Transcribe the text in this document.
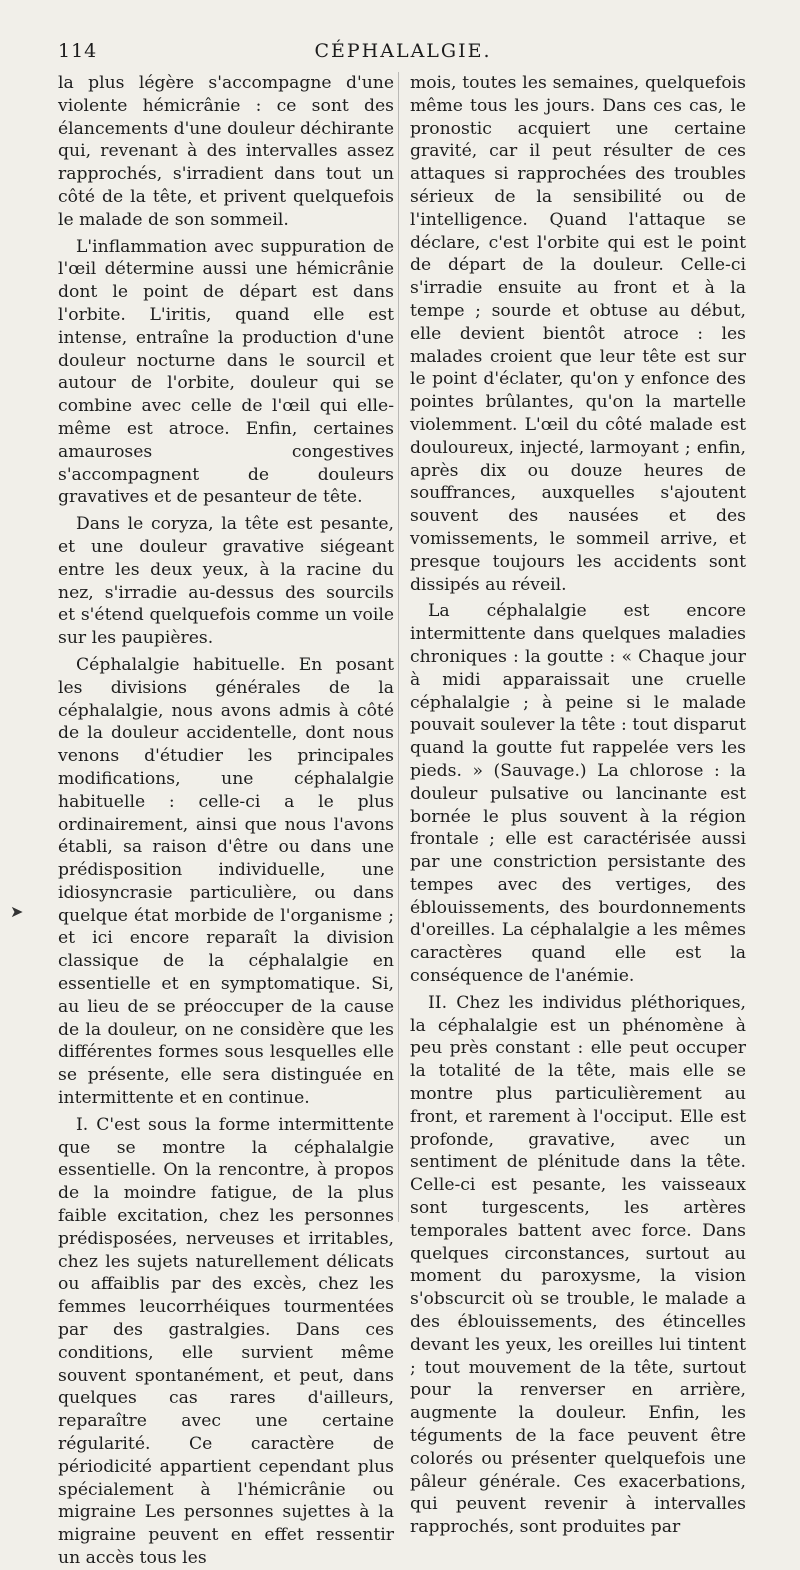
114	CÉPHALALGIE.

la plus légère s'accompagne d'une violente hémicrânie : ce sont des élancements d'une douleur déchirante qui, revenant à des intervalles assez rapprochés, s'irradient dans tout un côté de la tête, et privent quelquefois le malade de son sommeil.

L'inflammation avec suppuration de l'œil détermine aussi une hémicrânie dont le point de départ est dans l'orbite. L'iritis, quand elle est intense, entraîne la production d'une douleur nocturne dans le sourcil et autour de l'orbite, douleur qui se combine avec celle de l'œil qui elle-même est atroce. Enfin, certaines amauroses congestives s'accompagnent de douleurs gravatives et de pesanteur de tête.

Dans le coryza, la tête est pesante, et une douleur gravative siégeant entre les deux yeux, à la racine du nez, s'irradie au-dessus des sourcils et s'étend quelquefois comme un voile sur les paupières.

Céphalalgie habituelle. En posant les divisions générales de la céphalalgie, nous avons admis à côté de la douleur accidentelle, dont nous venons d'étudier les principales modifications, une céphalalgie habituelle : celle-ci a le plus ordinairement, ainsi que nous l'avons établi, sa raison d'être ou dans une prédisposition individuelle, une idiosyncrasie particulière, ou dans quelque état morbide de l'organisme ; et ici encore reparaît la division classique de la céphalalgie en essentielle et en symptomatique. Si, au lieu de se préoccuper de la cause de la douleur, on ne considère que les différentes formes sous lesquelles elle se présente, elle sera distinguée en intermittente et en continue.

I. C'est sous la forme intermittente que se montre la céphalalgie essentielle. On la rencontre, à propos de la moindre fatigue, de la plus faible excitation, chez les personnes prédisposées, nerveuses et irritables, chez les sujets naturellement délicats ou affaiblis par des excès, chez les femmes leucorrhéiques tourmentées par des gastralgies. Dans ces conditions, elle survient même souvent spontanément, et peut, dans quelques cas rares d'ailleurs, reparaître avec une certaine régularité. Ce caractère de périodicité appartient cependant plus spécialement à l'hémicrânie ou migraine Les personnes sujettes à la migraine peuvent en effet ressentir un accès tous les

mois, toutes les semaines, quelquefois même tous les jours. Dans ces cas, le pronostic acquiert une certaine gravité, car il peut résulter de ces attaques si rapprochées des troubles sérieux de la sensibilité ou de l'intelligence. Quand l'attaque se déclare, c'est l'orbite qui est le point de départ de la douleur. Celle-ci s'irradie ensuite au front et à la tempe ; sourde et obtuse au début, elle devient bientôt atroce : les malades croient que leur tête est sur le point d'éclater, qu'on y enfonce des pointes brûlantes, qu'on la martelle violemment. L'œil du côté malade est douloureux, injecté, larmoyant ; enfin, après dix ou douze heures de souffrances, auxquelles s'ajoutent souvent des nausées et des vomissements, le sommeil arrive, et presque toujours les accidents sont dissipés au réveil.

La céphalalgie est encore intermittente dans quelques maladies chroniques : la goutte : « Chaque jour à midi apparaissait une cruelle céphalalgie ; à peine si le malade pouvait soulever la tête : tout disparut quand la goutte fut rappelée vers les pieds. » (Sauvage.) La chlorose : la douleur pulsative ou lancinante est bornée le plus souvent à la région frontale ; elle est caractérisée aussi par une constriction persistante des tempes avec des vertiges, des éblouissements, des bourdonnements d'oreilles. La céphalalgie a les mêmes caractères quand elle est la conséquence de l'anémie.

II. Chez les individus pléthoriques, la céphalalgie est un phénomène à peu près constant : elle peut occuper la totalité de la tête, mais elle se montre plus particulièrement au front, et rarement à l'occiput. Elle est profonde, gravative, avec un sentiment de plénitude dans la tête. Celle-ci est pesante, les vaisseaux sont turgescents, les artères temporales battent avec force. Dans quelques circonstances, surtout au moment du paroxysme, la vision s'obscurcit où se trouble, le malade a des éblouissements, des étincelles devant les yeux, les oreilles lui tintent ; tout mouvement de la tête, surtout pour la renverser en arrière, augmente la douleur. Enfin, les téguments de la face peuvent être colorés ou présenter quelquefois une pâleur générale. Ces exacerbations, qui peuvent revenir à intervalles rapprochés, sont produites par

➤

==

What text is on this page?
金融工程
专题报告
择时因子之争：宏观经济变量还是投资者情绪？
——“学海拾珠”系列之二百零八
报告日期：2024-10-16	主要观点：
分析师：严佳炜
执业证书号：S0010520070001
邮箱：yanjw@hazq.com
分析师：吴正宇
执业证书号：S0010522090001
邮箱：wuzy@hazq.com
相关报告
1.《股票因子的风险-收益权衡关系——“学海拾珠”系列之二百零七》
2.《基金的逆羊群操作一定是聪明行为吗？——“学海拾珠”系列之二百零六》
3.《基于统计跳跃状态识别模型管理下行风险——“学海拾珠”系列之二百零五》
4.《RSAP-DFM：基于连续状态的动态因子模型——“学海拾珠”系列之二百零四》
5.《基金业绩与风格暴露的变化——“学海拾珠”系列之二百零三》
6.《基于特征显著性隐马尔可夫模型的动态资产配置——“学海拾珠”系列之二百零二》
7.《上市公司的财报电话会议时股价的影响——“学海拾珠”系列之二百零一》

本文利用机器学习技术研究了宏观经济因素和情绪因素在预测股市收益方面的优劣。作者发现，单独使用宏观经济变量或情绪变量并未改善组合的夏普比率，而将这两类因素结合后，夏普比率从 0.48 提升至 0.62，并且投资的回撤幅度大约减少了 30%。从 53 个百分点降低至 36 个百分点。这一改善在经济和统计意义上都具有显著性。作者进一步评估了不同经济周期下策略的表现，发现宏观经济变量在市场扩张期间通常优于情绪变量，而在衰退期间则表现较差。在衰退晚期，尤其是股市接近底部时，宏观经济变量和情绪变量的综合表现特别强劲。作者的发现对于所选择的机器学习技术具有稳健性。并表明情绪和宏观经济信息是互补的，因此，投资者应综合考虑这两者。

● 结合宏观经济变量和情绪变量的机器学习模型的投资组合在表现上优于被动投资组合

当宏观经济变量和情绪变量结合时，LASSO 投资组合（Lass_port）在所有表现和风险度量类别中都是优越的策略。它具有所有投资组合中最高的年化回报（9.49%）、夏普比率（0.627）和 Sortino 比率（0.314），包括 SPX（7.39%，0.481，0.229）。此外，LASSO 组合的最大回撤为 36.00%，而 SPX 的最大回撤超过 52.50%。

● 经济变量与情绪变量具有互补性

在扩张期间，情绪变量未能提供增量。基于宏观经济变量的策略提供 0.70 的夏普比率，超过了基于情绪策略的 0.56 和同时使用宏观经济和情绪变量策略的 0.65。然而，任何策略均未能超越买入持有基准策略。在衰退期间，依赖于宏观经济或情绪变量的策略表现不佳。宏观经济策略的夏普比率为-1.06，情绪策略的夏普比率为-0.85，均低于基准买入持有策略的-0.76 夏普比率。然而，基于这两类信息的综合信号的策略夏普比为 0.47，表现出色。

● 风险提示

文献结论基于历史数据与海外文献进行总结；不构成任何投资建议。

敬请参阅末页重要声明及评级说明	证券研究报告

## STATED EXERCISE
State the number of lines in the records that include "point", and write nothing else.

## TASK RESPONSE
2